**What is being asked**
Extract, from the records beneath this instruction, each line that contains the word "chińskich".

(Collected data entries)
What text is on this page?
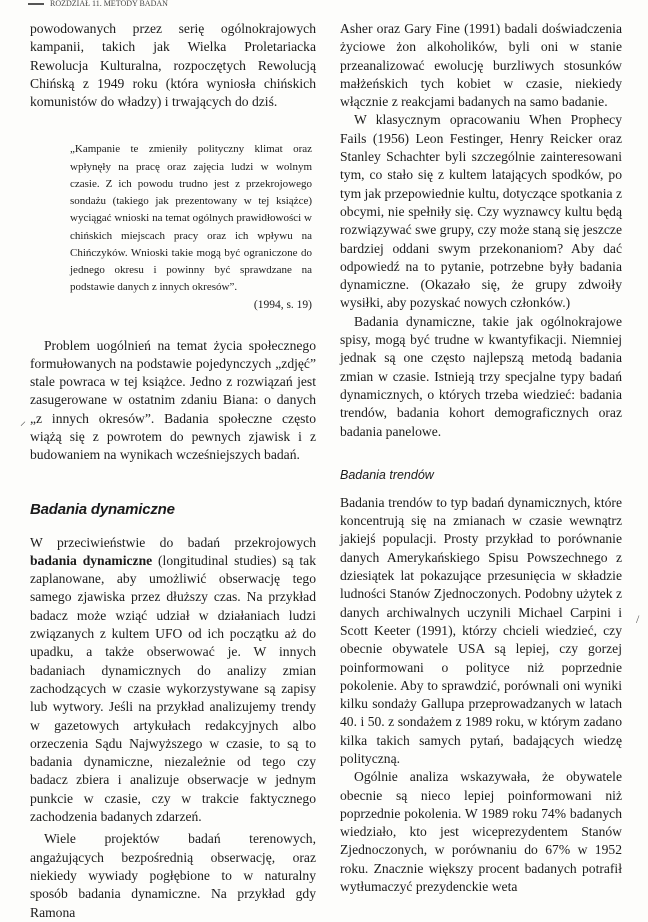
ROZDZIAŁ 11. METODY BADAŃ

powodowanych przez serię ogólnokrajowych kampanii, takich jak Wielka Proletariacka Rewolucja Kulturalna, rozpoczętych Rewolucją Chińską z 1949 roku (która wyniosła chińskich komunistów do władzy) i trwających do dziś.

„Kampanie te zmieniły polityczny klimat oraz wpłynęły na pracę oraz zajęcia ludzi w wolnym czasie. Z ich powodu trudno jest z przekrojowego sondażu (takiego jak prezentowany w tej książce) wyciągać wnioski na temat ogólnych prawidłowości w chińskich miejscach pracy oraz ich wpływu na Chińczyków. Wnioski takie mogą być ograniczone do jednego okresu i powinny być sprawdzane na podstawie danych z innych okresów”.

(1994, s. 19)

Problem uogólnień na temat życia społecznego formułowanych na podstawie pojedynczych „zdjęć” stale powraca w tej książce. Jedno z rozwiązań jest zasugerowane w ostatnim zdaniu Biana: o danych „z innych okresów”. Badania społeczne często wiążą się z powrotem do pewnych zjawisk i z budowaniem na wynikach wcześniejszych badań.

Badania dynamiczne

W przeciwieństwie do badań przekrojowych badania dynamiczne (longitudinal studies) są tak zaplanowane, aby umożliwić obserwację tego samego zjawiska przez dłuższy czas. Na przykład badacz może wziąć udział w działaniach ludzi związanych z kultem UFO od ich początku aż do upadku, a także obserwować je. W innych badaniach dynamicznych do analizy zmian zachodzących w czasie wykorzystywane są zapisy lub wytwory. Jeśli na przykład analizujemy trendy w gazetowych artykułach redakcyjnych albo orzeczenia Sądu Najwyższego w czasie, to są to badania dynamiczne, niezależnie od tego czy badacz zbiera i analizuje obserwacje w jednym punkcie w czasie, czy w trakcie faktycznego zachodzenia badanych zdarzeń.

Wiele projektów badań terenowych, angażujących bezpośrednią obserwację, oraz niekiedy wywiady pogłębione to w naturalny sposób badania dynamiczne. Na przykład gdy Ramona

Asher oraz Gary Fine (1991) badali doświadczenia życiowe żon alkoholików, byli oni w stanie przeanalizować ewolucję burzliwych stosunków małżeńskich tych kobiet w czasie, niekiedy włącznie z reakcjami badanych na samo badanie.

W klasycznym opracowaniu When Prophecy Fails (1956) Leon Festinger, Henry Reicker oraz Stanley Schachter byli szczególnie zainteresowani tym, co stało się z kultem latających spodków, po tym jak przepowiednie kultu, dotyczące spotkania z obcymi, nie spełniły się. Czy wyznawcy kultu będą rozwiązywać swe grupy, czy może staną się jeszcze bardziej oddani swym przekonaniom? Aby dać odpowiedź na to pytanie, potrzebne były badania dynamiczne. (Okazało się, że grupy zdwoiły wysiłki, aby pozyskać nowych członków.)

Badania dynamiczne, takie jak ogólnokrajowe spisy, mogą być trudne w kwantyfikacji. Niemniej jednak są one często najlepszą metodą badania zmian w czasie. Istnieją trzy specjalne typy badań dynamicznych, o których trzeba wiedzieć: badania trendów, badania kohort demograficznych oraz badania panelowe.

Badania trendów

Badania trendów to typ badań dynamicznych, które koncentrują się na zmianach w czasie wewnątrz jakiejś populacji. Prosty przykład to porównanie danych Amerykańskiego Spisu Powszechnego z dziesiątek lat pokazujące przesunięcia w składzie ludności Stanów Zjednoczonych. Podobny użytek z danych archiwalnych uczynili Michael Carpini i Scott Keeter (1991), którzy chcieli wiedzieć, czy obecnie obywatele USA są lepiej, czy gorzej poinformowani o polityce niż poprzednie pokolenie. Aby to sprawdzić, porównali oni wyniki kilku sondaży Gallupa przeprowadzanych w latach 40. i 50. z sondażem z 1989 roku, w którym zadano kilka takich samych pytań, badających wiedzę polityczną.

Ogólnie analiza wskazywała, że obywatele obecnie są nieco lepiej poinformowani niż poprzednie pokolenia. W 1989 roku 74% badanych wiedziało, kto jest wiceprezydentem Stanów Zjednoczonych, w porównaniu do 67% w 1952 roku. Znacznie większy procent badanych potrafił wytłumaczyć prezydenckie weta

⸝
/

**Finished exercise**
powodowanych przez serię ogólnokrajowych kampanii, takich jak Wielka Proletariacka Rewolucja Kulturalna, rozpoczętych Rewolucją Chińską z 1949 roku (która wyniosła chińskich komunistów do władzy) i trwających do dziś.
„Kampanie te zmieniły polityczny klimat oraz wpłynęły na pracę oraz zajęcia ludzi w wolnym czasie. Z ich powodu trudno jest z przekrojowego sondażu (takiego jak prezentowany w tej książce) wyciągać wnioski na temat ogólnych prawidłowości w chińskich miejscach pracy oraz ich wpływu na Chińczyków. Wnioski takie mogą być ograniczone do jednego okresu i powinny być sprawdzane na podstawie danych z innych okresów”.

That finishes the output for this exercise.